▶ GOAL OF THE EXERCISE
Copy each line below that includes "JSON".

▶ MATERIAL PROVIDED

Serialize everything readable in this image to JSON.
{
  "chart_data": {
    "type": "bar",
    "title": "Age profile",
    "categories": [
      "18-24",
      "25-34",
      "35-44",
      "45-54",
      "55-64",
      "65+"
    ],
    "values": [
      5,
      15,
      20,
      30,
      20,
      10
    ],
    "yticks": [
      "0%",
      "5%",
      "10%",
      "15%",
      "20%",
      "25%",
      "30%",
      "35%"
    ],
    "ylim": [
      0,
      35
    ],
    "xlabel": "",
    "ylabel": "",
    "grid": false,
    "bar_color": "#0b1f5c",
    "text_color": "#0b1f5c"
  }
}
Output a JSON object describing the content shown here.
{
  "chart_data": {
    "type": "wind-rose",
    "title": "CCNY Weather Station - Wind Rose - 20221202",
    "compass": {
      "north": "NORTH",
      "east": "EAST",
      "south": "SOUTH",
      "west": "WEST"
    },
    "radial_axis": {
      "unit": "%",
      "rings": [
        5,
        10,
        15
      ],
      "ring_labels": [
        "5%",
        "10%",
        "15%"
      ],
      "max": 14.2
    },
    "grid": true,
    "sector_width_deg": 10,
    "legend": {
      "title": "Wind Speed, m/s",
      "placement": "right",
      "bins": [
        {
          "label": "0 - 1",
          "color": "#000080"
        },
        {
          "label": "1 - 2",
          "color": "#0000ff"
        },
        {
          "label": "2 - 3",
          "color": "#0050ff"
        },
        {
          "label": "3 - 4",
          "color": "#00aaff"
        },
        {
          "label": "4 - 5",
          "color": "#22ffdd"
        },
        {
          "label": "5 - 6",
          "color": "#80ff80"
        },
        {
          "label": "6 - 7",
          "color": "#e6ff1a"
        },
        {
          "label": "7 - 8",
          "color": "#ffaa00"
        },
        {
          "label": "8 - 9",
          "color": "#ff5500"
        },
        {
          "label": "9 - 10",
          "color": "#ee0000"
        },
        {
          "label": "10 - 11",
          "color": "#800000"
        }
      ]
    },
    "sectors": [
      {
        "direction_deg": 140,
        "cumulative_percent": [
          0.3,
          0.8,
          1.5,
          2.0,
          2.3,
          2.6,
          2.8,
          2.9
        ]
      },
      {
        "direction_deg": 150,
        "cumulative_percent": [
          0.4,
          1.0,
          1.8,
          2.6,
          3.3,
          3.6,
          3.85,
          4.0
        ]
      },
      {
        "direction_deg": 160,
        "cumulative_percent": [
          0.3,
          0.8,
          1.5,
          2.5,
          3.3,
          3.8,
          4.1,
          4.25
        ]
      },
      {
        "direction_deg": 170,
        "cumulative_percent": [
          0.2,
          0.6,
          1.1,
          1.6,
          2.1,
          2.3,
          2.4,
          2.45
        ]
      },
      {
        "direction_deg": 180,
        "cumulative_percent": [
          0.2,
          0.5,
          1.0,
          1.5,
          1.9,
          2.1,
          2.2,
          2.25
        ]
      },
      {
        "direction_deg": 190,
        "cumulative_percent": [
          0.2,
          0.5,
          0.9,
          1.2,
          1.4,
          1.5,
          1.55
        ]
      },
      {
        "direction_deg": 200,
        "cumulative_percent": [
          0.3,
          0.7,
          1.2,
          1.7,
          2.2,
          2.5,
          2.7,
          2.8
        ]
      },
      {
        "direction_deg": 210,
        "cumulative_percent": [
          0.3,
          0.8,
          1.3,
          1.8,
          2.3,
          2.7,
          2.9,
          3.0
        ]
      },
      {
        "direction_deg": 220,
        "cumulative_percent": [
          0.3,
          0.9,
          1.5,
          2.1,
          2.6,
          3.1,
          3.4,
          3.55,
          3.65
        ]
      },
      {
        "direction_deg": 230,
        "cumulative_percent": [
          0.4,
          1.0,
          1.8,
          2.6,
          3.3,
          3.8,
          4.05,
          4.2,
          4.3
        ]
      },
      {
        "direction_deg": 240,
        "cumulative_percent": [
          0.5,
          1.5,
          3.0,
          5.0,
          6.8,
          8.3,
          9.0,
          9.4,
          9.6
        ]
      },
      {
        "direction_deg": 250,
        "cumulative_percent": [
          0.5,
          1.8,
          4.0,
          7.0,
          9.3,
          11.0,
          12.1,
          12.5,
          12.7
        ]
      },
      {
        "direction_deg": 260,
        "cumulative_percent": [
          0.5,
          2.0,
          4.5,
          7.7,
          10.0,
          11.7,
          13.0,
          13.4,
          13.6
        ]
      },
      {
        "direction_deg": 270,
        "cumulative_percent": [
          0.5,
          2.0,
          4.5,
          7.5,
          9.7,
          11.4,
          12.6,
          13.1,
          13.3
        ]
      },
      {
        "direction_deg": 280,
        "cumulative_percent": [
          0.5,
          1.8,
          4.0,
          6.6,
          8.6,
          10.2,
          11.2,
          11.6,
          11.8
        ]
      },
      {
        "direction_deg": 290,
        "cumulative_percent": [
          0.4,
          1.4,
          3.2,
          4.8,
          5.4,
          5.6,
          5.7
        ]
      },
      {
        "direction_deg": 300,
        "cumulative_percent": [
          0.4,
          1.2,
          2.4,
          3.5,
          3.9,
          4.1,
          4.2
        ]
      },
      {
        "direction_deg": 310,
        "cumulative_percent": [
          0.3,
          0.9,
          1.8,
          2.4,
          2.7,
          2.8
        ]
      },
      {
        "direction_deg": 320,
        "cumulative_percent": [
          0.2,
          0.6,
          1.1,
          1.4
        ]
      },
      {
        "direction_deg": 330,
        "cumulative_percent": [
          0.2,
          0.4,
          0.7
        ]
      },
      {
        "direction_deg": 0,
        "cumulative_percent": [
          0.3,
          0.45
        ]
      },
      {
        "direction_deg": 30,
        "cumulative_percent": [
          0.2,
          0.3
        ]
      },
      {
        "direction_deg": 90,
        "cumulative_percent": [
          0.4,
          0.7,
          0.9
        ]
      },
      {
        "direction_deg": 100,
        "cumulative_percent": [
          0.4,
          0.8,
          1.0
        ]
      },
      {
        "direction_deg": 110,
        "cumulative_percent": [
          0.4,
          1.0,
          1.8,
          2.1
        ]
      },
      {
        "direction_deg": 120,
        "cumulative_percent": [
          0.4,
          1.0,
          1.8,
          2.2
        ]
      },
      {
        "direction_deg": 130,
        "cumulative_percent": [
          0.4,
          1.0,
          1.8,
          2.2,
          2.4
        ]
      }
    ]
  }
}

▶ RESULT OF THIS EXERCISE
Serialize everything readable in this image to JSON.
Output a JSON object describing the content shown here.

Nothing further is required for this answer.